**Stated exercise**
How many lines in the entries below include the string "plants"? Answer with the number only.

— START —

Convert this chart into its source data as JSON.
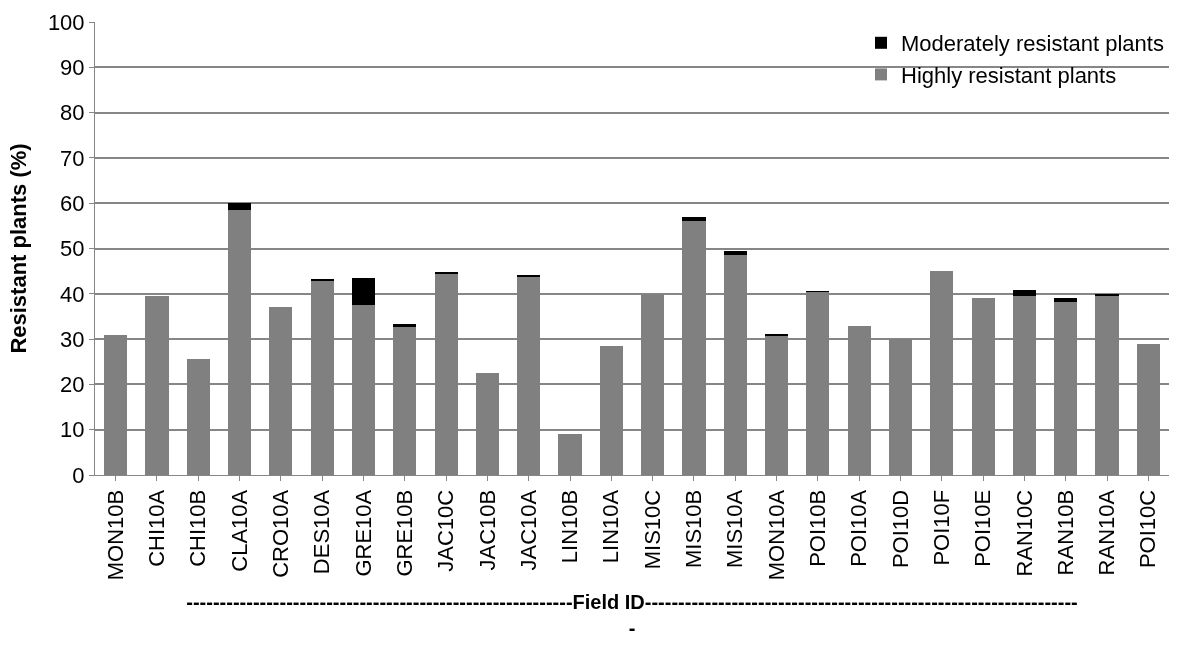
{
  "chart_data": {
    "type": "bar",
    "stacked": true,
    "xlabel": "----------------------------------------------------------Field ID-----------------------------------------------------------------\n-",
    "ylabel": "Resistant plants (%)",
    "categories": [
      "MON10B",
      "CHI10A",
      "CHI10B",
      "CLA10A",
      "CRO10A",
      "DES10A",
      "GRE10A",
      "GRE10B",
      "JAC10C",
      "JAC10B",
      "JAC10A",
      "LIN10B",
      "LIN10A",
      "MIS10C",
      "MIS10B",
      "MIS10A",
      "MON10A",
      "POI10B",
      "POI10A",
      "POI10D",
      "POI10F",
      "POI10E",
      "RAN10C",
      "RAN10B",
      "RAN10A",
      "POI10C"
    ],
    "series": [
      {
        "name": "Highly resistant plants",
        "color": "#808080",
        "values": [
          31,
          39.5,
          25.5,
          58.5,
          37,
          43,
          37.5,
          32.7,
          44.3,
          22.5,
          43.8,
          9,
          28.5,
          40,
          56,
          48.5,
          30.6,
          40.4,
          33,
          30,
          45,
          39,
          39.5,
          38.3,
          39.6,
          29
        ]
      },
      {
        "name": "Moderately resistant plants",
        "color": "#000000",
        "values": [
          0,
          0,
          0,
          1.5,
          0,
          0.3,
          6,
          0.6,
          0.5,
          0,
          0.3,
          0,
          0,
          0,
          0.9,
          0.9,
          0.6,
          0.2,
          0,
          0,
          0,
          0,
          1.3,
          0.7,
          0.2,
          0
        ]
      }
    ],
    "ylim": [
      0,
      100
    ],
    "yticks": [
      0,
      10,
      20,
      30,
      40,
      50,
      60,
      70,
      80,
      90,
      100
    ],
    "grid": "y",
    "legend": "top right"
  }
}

— END —
— START —

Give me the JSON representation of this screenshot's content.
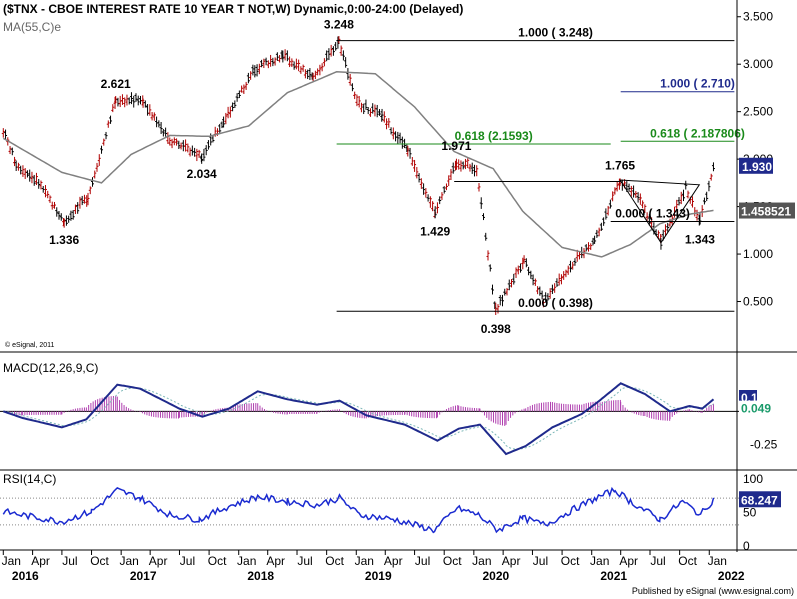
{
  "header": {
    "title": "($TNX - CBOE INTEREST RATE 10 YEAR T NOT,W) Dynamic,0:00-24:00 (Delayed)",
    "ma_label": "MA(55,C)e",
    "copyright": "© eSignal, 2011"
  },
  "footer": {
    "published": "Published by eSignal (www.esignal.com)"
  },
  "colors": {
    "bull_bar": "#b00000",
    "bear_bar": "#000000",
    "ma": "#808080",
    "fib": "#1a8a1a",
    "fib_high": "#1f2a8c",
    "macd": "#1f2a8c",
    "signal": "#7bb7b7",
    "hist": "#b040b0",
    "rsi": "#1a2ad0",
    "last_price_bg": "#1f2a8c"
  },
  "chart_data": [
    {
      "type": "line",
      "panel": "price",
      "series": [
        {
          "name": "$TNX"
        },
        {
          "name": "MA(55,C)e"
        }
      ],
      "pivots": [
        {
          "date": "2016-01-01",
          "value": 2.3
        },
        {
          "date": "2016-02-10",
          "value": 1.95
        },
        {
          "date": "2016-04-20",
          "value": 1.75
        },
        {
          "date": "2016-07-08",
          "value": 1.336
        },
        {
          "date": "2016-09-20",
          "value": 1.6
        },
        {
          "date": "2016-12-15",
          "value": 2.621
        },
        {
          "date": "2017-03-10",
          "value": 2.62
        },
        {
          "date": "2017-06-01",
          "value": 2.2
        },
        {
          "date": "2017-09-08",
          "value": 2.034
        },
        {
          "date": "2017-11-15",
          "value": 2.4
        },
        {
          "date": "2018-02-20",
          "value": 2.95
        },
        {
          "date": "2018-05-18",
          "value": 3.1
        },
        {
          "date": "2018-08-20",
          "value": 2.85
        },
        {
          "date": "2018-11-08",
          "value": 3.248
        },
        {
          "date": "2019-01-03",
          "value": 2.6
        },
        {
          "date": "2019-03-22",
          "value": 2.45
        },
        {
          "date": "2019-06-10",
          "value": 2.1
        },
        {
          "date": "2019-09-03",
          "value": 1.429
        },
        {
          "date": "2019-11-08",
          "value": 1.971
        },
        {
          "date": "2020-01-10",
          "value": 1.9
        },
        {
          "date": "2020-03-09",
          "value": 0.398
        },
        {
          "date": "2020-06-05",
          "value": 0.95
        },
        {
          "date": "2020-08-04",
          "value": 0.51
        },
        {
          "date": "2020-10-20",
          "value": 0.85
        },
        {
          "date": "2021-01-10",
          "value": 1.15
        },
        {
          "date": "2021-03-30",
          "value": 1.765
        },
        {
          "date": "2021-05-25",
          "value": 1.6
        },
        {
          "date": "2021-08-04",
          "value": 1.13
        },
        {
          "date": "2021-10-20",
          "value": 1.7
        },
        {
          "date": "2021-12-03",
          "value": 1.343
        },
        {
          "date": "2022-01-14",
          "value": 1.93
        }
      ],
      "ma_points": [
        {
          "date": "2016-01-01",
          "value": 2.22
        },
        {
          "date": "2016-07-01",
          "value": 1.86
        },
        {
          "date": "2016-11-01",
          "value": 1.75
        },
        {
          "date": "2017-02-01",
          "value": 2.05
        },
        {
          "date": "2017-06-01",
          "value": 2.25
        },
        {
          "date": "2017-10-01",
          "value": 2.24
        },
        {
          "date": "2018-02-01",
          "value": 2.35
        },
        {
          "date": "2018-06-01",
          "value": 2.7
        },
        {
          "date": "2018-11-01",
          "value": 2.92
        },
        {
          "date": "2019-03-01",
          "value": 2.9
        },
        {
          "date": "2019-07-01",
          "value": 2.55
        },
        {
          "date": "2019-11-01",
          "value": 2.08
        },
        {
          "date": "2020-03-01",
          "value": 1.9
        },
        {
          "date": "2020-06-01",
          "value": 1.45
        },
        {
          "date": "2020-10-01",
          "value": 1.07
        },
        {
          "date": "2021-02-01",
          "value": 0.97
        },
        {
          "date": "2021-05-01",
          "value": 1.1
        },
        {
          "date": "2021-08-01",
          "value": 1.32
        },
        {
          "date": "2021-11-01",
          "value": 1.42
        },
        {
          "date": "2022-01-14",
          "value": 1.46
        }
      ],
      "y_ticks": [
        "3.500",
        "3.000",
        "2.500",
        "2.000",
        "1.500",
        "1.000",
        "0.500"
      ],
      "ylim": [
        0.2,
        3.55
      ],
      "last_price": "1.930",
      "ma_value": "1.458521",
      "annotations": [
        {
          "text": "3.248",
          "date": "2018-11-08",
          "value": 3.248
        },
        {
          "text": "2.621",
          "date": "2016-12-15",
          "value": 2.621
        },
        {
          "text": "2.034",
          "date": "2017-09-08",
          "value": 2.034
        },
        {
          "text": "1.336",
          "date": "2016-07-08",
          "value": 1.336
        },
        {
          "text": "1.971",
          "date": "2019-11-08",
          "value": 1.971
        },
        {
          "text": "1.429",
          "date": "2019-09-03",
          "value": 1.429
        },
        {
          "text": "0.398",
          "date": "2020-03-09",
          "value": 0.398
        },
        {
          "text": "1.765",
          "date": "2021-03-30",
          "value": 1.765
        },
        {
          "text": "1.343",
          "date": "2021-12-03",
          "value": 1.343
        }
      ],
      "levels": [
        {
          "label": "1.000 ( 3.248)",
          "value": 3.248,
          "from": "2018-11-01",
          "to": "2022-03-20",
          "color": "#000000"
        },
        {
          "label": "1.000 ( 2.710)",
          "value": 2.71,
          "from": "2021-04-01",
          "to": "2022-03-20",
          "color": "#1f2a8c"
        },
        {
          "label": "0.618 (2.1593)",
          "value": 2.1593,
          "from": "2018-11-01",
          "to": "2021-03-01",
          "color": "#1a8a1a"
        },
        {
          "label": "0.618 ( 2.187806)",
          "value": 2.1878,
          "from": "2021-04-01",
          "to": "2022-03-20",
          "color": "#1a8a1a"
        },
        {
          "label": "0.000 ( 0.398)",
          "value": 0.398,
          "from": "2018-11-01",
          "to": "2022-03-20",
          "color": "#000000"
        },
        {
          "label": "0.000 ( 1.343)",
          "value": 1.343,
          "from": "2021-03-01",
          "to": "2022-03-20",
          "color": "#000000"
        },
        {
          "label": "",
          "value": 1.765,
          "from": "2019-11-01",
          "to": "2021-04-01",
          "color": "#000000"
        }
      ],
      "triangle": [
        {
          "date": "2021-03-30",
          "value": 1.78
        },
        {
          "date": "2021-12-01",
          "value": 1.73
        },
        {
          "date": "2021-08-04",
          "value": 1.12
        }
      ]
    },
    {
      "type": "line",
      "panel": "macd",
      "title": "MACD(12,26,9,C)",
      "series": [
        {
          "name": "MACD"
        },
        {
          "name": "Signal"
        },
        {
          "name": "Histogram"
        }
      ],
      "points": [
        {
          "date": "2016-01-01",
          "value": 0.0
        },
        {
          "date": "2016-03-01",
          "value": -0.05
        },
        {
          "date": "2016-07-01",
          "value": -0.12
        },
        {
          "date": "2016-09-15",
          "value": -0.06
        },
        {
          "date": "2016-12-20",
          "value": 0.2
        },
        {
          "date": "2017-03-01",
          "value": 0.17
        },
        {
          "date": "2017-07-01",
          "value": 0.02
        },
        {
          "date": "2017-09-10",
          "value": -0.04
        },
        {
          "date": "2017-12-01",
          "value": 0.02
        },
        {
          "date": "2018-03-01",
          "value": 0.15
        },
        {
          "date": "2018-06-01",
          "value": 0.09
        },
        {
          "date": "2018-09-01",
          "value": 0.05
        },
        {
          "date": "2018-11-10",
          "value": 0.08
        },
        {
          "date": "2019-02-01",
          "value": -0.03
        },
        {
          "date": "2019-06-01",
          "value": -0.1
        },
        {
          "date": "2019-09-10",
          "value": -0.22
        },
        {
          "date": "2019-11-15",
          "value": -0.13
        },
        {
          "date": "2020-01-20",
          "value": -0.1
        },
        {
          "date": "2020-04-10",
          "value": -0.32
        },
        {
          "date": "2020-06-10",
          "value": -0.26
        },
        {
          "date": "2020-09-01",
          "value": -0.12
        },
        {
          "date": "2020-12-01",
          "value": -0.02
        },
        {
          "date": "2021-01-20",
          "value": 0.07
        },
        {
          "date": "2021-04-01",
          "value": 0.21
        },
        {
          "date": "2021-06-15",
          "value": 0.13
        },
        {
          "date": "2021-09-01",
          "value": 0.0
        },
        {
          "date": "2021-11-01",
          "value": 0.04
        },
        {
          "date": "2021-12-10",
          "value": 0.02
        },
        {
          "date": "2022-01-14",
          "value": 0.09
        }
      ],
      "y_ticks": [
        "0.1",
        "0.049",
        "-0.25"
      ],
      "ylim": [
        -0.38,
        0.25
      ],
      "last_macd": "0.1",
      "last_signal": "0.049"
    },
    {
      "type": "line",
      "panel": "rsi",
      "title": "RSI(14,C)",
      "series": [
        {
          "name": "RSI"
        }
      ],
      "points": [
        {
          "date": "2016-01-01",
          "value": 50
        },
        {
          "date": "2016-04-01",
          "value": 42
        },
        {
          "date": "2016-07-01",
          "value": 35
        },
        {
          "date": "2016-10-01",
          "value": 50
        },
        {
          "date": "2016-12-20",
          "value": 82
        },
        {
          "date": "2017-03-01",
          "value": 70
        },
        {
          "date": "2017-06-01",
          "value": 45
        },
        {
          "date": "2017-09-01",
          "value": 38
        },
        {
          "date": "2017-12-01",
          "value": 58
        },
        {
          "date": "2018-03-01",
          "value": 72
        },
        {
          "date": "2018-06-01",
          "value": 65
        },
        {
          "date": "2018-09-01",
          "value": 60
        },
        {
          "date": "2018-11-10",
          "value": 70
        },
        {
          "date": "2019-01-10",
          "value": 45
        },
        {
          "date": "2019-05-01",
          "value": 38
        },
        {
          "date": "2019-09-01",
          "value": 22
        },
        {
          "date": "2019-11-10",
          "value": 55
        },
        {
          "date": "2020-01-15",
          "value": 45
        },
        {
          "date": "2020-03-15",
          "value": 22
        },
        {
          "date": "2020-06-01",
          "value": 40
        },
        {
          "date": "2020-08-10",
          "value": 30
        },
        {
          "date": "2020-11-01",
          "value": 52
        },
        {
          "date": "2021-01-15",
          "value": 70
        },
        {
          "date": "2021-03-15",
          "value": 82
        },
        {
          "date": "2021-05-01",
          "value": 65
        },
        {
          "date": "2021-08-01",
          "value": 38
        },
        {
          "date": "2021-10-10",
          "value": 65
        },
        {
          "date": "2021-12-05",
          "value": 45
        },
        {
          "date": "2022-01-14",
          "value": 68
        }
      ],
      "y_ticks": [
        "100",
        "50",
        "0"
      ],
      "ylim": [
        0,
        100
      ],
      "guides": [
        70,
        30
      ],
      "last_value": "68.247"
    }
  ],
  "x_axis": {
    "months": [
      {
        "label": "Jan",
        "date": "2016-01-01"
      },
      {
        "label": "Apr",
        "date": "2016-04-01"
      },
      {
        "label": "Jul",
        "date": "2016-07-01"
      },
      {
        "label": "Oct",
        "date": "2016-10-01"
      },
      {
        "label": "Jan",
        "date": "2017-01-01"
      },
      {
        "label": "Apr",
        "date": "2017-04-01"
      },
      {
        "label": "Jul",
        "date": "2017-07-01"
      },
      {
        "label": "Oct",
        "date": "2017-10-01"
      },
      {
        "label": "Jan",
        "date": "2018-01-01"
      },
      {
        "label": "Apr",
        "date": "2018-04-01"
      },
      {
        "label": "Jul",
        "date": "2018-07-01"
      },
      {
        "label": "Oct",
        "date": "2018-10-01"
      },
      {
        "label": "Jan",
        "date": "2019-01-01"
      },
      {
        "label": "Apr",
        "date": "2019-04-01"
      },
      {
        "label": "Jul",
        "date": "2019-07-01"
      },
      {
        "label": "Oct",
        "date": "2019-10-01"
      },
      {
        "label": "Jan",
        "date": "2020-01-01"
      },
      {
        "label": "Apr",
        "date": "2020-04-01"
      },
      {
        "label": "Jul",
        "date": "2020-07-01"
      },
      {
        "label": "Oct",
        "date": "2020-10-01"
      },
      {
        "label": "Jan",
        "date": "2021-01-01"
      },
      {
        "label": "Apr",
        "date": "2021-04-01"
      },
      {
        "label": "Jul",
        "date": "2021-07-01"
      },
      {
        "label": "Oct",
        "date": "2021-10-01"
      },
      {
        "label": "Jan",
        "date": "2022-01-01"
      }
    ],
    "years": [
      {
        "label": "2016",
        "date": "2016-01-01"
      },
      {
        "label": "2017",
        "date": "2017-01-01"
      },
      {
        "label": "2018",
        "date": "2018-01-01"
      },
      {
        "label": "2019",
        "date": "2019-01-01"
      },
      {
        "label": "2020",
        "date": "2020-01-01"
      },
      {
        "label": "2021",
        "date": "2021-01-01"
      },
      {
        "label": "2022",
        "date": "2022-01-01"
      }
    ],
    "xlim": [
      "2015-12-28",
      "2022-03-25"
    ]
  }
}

— END —
— START —

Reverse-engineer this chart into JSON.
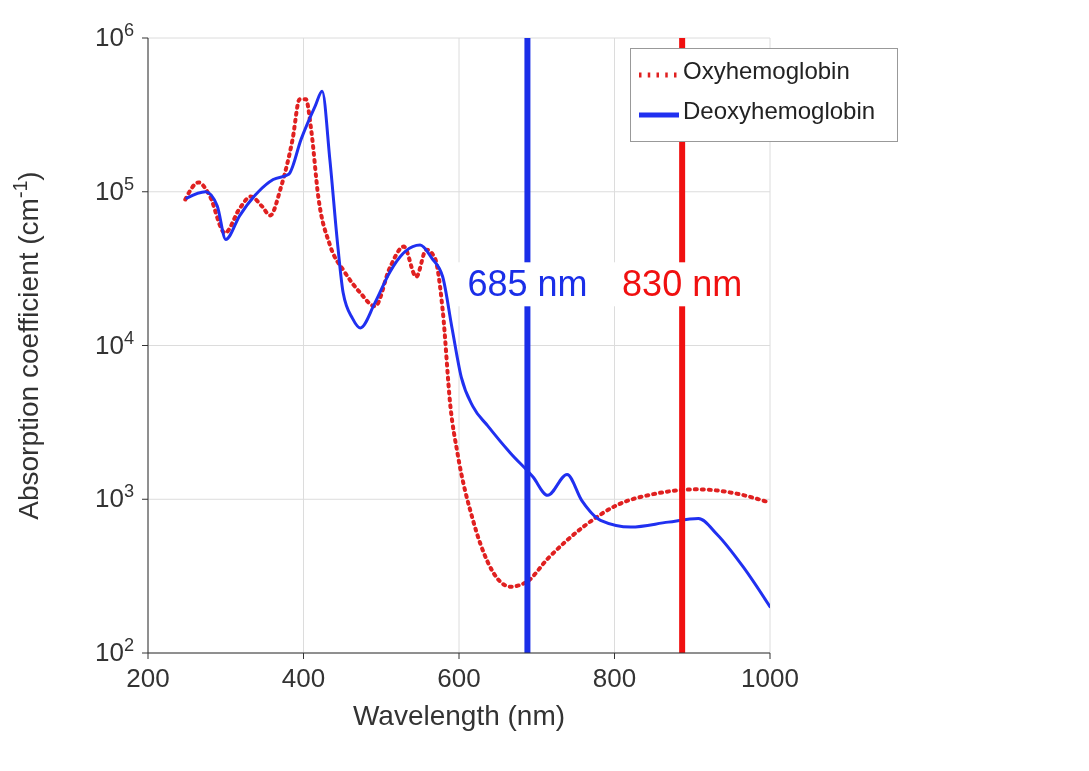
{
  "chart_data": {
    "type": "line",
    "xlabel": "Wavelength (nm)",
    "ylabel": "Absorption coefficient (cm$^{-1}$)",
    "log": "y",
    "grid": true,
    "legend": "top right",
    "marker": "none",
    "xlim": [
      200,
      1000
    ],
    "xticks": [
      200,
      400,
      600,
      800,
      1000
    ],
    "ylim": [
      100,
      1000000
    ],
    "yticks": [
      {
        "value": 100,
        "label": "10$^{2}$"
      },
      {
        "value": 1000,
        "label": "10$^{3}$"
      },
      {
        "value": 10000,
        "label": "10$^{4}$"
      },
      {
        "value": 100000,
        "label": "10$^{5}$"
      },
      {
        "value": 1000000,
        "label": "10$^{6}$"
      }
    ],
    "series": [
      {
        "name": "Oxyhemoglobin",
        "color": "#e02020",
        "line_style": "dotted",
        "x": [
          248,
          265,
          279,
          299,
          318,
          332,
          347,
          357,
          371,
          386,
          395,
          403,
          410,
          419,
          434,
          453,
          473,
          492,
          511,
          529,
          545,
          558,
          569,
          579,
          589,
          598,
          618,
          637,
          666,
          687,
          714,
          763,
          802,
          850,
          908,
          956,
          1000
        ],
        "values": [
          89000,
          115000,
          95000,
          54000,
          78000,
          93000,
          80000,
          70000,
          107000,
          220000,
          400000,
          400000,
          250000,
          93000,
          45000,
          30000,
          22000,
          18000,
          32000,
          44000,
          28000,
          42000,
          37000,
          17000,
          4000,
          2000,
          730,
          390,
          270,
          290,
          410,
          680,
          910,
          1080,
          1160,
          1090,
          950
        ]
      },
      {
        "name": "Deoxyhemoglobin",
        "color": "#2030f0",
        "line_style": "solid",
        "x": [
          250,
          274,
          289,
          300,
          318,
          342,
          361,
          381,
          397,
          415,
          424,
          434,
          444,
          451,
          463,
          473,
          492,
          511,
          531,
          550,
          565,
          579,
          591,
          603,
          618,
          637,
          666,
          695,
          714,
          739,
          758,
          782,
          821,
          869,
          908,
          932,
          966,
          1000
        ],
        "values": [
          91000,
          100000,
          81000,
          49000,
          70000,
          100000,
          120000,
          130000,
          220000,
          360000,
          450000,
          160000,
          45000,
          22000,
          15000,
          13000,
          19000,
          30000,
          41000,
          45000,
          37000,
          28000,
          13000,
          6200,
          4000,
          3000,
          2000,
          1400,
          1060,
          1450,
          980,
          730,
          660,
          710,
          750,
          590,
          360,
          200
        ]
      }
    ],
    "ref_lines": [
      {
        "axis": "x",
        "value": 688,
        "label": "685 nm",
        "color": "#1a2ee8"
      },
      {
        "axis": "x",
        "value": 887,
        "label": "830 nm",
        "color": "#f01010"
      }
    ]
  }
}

— END —

**Answer in full**
3